▶ _Your task_:
Skip every line before the one containing "Give me the", then copy that line and the rest of the entries below exactly, through the last line.

[Records excerpted from a collection]
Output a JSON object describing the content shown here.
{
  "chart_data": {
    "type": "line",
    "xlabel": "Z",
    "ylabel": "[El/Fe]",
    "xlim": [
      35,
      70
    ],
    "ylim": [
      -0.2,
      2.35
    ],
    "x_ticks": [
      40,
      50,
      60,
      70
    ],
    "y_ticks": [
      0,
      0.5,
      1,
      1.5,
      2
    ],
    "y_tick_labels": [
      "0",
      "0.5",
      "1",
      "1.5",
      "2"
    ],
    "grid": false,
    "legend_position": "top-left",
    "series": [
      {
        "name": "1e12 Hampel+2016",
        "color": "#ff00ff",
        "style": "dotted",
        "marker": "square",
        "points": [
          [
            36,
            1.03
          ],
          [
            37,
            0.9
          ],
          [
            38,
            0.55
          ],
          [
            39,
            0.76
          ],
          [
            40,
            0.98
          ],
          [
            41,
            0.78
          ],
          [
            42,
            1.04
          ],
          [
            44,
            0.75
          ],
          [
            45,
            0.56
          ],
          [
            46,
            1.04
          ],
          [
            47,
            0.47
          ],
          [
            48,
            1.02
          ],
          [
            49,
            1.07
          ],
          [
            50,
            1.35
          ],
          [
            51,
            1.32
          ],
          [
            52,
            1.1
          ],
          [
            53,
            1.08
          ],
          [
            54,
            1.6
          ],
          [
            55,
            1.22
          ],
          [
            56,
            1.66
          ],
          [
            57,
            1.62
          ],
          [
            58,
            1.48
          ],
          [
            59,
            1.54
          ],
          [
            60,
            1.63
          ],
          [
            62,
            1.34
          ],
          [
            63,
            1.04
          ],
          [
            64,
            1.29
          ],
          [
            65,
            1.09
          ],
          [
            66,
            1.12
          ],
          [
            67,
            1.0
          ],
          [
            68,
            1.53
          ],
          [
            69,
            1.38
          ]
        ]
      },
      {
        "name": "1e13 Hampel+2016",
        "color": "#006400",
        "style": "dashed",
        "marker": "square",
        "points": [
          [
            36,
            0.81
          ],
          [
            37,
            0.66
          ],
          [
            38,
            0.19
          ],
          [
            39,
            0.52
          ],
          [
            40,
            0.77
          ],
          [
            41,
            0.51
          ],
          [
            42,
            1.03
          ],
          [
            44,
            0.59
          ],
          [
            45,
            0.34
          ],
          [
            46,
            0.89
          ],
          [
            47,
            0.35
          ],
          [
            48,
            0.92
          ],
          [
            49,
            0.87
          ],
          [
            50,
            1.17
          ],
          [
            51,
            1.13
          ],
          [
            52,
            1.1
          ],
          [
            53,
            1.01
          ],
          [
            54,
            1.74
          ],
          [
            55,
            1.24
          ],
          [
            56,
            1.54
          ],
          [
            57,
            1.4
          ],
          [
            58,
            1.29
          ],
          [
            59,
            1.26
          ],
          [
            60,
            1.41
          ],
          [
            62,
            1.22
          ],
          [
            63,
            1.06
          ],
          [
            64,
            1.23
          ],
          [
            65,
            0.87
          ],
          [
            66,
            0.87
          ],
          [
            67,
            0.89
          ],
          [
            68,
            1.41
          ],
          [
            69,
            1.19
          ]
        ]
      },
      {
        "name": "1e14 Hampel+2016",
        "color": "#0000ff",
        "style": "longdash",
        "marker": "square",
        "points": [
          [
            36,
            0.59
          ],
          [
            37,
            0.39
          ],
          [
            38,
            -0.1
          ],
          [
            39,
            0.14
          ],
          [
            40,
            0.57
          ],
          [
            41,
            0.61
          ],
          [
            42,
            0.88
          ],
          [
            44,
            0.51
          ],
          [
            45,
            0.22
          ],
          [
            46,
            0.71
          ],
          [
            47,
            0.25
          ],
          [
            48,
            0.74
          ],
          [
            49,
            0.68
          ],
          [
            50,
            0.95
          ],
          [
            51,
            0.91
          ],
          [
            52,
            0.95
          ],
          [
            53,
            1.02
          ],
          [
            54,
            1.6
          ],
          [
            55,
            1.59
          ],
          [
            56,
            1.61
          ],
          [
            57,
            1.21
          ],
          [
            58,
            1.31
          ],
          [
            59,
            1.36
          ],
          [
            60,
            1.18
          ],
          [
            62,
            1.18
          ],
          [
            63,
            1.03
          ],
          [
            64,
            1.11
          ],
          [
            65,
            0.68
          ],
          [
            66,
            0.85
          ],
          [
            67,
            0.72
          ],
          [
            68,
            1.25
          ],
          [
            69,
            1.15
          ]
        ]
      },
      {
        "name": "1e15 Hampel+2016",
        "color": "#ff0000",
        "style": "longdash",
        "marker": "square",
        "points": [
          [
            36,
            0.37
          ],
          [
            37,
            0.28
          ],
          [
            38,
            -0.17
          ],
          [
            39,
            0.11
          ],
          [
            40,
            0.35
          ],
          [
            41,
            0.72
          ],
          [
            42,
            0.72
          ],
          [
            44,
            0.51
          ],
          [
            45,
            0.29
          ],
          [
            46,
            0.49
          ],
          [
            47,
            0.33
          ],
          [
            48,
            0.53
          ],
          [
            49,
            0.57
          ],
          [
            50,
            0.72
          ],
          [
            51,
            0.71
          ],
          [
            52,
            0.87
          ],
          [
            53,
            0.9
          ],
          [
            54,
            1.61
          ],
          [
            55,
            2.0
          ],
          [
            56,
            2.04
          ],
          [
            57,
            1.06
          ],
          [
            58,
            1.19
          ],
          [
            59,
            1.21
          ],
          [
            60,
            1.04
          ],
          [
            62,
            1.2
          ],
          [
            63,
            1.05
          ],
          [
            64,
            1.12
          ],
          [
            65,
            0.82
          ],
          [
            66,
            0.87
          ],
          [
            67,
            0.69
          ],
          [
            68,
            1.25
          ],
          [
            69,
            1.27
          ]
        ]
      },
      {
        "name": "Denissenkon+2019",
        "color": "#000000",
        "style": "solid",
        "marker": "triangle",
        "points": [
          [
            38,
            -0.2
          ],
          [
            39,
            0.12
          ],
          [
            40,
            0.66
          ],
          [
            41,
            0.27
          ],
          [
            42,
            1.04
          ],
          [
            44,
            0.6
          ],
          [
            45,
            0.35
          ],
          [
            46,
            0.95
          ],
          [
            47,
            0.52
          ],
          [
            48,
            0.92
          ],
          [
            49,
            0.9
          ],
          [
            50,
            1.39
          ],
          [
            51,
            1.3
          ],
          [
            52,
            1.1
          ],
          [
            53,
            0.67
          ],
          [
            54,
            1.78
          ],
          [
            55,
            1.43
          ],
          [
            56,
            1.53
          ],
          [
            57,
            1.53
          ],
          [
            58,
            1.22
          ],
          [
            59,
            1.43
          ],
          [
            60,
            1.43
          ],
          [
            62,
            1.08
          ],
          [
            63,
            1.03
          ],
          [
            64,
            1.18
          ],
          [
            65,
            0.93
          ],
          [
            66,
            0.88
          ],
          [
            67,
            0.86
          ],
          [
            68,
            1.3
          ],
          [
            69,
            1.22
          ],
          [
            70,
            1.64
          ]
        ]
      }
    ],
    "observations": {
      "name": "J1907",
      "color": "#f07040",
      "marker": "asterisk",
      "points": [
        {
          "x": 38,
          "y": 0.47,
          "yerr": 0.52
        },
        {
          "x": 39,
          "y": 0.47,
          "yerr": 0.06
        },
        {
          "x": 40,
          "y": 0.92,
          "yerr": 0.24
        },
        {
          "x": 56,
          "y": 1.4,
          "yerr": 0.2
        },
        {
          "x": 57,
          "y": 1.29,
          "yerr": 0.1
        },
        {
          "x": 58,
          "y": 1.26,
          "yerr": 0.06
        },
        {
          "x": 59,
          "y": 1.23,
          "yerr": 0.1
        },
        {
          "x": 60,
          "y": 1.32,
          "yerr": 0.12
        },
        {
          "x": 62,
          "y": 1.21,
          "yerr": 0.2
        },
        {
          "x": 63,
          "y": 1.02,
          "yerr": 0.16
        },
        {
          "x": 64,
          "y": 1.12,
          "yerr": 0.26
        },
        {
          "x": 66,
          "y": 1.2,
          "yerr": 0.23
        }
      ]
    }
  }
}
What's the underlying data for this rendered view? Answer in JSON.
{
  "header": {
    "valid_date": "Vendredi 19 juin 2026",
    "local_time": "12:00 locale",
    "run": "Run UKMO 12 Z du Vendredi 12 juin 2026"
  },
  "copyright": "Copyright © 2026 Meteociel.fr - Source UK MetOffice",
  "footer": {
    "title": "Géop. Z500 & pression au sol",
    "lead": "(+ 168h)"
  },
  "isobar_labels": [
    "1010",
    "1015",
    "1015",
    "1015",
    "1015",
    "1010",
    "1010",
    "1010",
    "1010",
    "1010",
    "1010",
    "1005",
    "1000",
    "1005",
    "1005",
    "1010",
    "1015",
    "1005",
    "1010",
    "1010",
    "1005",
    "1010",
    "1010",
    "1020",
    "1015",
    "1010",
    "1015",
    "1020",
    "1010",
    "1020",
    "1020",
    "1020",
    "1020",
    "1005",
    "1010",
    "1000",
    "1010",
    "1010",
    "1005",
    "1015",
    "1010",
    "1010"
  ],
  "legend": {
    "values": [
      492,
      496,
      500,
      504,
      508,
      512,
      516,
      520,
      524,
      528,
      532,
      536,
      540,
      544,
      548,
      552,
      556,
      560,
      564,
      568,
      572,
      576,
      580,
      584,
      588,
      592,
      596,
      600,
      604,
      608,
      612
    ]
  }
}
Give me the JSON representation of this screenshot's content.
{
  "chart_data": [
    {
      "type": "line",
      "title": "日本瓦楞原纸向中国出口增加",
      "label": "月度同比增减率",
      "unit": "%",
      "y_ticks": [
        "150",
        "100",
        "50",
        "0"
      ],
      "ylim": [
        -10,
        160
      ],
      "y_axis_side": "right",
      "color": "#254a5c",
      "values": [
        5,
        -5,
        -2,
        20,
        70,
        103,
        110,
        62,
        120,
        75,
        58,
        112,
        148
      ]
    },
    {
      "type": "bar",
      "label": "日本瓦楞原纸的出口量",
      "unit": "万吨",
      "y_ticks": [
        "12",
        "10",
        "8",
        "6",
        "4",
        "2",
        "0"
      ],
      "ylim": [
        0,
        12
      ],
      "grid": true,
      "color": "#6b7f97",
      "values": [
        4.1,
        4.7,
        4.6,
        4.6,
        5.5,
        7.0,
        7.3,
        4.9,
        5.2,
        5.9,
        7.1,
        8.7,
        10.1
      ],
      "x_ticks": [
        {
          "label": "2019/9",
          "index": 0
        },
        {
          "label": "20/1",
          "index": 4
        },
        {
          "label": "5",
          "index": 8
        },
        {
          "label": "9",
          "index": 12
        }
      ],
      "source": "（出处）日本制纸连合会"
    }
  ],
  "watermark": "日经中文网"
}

▶ _Complete answer_:
Give me the JSON representation of this screenshot's content.
{
  "chart_data": [
    {
      "type": "line",
      "title": "日本瓦楞原纸向中国出口增加",
      "label": "月度同比增减率",
      "unit": "%",
      "y_ticks": [
        "150",
        "100",
        "50",
        "0"
      ],
      "ylim": [
        -10,
        160
      ],
      "y_axis_side": "right",
      "color": "#254a5c",
      "values": [
        5,
        -5,
        -2,
        20,
        70,
        103,
        110,
        62,
        120,
        75,
        58,
        112,
        148
      ]
    },
    {
      "type": "bar",
      "label": "日本瓦楞原纸的出口量",
      "unit": "万吨",
      "y_ticks": [
        "12",
        "10",
        "8",
        "6",
        "4",
        "2",
        "0"
      ],
      "ylim": [
        0,
        12
      ],
      "grid": true,
      "color": "#6b7f97",
      "values": [
        4.1,
        4.7,
        4.6,
        4.6,
        5.5,
        7.0,
        7.3,
        4.9,
        5.2,
        5.9,
        7.1,
        8.7,
        10.1
      ],
      "x_ticks": [
        {
          "label": "2019/9",
          "index": 0
        },
        {
          "label": "20/1",
          "index": 4
        },
        {
          "label": "5",
          "index": 8
        },
        {
          "label": "9",
          "index": 12
        }
      ],
      "source": "（出处）日本制纸连合会"
    }
  ],
  "watermark": "日经中文网"
}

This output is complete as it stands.